§ JOB: Tally the lines holding "fonctionner" and state only that figure.

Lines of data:
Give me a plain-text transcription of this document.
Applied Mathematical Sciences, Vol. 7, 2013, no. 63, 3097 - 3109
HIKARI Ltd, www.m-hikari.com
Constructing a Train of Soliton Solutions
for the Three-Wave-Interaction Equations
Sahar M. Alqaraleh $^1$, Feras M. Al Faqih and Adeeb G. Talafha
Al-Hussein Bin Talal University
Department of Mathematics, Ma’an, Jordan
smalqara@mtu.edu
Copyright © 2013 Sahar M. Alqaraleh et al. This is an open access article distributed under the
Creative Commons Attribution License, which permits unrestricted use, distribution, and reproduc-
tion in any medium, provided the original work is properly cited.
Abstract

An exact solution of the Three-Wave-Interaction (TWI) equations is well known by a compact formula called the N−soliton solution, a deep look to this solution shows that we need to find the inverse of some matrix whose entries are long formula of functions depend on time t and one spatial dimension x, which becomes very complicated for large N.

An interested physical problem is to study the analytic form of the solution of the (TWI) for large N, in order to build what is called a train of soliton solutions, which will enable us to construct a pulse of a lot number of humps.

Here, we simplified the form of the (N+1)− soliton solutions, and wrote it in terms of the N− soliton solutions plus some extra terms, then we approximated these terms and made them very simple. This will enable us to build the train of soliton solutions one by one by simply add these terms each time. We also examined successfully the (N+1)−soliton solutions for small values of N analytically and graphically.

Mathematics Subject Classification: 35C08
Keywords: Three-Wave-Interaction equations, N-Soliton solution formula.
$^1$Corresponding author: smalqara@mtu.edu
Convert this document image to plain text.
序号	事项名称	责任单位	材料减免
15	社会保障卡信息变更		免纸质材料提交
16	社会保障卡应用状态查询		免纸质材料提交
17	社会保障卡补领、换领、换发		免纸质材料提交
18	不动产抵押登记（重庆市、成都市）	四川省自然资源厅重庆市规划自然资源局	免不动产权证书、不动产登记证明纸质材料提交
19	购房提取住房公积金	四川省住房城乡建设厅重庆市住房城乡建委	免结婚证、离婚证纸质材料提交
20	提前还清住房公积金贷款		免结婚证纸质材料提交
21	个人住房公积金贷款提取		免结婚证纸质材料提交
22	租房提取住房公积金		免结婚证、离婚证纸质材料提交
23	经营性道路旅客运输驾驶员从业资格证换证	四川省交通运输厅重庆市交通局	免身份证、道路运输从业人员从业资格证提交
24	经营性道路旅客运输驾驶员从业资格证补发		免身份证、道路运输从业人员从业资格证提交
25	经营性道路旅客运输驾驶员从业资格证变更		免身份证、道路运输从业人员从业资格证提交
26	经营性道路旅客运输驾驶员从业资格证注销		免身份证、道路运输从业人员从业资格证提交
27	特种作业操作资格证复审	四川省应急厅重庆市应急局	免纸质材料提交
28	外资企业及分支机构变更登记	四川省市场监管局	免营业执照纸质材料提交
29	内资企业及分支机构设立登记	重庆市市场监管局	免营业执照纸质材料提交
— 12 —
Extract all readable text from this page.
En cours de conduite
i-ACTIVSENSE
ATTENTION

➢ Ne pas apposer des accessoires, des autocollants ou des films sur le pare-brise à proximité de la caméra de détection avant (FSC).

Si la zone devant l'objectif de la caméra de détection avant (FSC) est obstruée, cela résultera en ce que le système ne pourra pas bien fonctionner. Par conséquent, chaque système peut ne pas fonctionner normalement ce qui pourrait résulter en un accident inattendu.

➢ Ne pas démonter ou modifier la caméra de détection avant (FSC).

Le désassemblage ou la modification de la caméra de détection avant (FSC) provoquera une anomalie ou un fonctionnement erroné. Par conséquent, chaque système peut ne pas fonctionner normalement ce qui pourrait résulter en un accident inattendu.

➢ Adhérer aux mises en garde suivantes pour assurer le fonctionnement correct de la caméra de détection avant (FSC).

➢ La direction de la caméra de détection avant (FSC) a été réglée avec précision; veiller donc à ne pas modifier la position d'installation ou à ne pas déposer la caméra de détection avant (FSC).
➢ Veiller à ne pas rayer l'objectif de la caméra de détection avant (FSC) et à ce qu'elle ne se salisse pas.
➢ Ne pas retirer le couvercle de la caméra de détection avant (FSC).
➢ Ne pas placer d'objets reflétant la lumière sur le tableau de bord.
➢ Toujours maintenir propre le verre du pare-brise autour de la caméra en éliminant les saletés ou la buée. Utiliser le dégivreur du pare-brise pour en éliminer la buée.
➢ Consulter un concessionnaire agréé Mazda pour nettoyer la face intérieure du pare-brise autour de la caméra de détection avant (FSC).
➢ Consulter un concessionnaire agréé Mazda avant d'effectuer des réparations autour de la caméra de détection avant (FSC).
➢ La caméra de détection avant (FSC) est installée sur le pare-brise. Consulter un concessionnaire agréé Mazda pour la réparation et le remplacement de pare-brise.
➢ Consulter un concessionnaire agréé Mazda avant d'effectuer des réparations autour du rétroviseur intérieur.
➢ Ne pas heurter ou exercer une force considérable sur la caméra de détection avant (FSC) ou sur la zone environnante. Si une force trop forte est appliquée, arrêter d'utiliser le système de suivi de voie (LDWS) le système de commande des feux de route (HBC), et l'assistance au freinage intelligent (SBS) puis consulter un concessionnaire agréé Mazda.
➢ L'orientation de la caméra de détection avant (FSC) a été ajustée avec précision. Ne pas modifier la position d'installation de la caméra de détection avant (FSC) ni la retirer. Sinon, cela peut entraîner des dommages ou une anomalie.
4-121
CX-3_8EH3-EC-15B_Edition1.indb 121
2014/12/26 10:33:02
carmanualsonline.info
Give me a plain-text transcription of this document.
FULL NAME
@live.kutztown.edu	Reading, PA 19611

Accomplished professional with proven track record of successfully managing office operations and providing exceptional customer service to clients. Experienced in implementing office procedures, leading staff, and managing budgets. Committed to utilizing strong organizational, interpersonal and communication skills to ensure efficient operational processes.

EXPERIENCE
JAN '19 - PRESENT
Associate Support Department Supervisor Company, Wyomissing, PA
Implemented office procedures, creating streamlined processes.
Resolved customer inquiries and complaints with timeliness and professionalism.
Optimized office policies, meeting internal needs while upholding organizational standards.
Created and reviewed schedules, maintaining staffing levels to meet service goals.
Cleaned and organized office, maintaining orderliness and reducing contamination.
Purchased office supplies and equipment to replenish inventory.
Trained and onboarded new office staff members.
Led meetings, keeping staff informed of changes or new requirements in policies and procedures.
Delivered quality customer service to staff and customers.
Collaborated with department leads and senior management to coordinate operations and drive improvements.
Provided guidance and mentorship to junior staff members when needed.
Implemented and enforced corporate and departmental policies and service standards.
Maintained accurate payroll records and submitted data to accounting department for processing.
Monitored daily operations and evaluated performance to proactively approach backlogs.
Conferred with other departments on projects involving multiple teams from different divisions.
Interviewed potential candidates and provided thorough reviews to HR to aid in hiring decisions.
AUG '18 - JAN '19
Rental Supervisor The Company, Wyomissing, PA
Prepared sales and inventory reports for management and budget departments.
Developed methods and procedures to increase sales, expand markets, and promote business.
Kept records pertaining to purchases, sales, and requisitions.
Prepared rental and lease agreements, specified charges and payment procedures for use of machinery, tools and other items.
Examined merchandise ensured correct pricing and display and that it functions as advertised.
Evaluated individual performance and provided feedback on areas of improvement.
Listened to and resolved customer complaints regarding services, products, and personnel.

§ FINISHED ANSWER: 2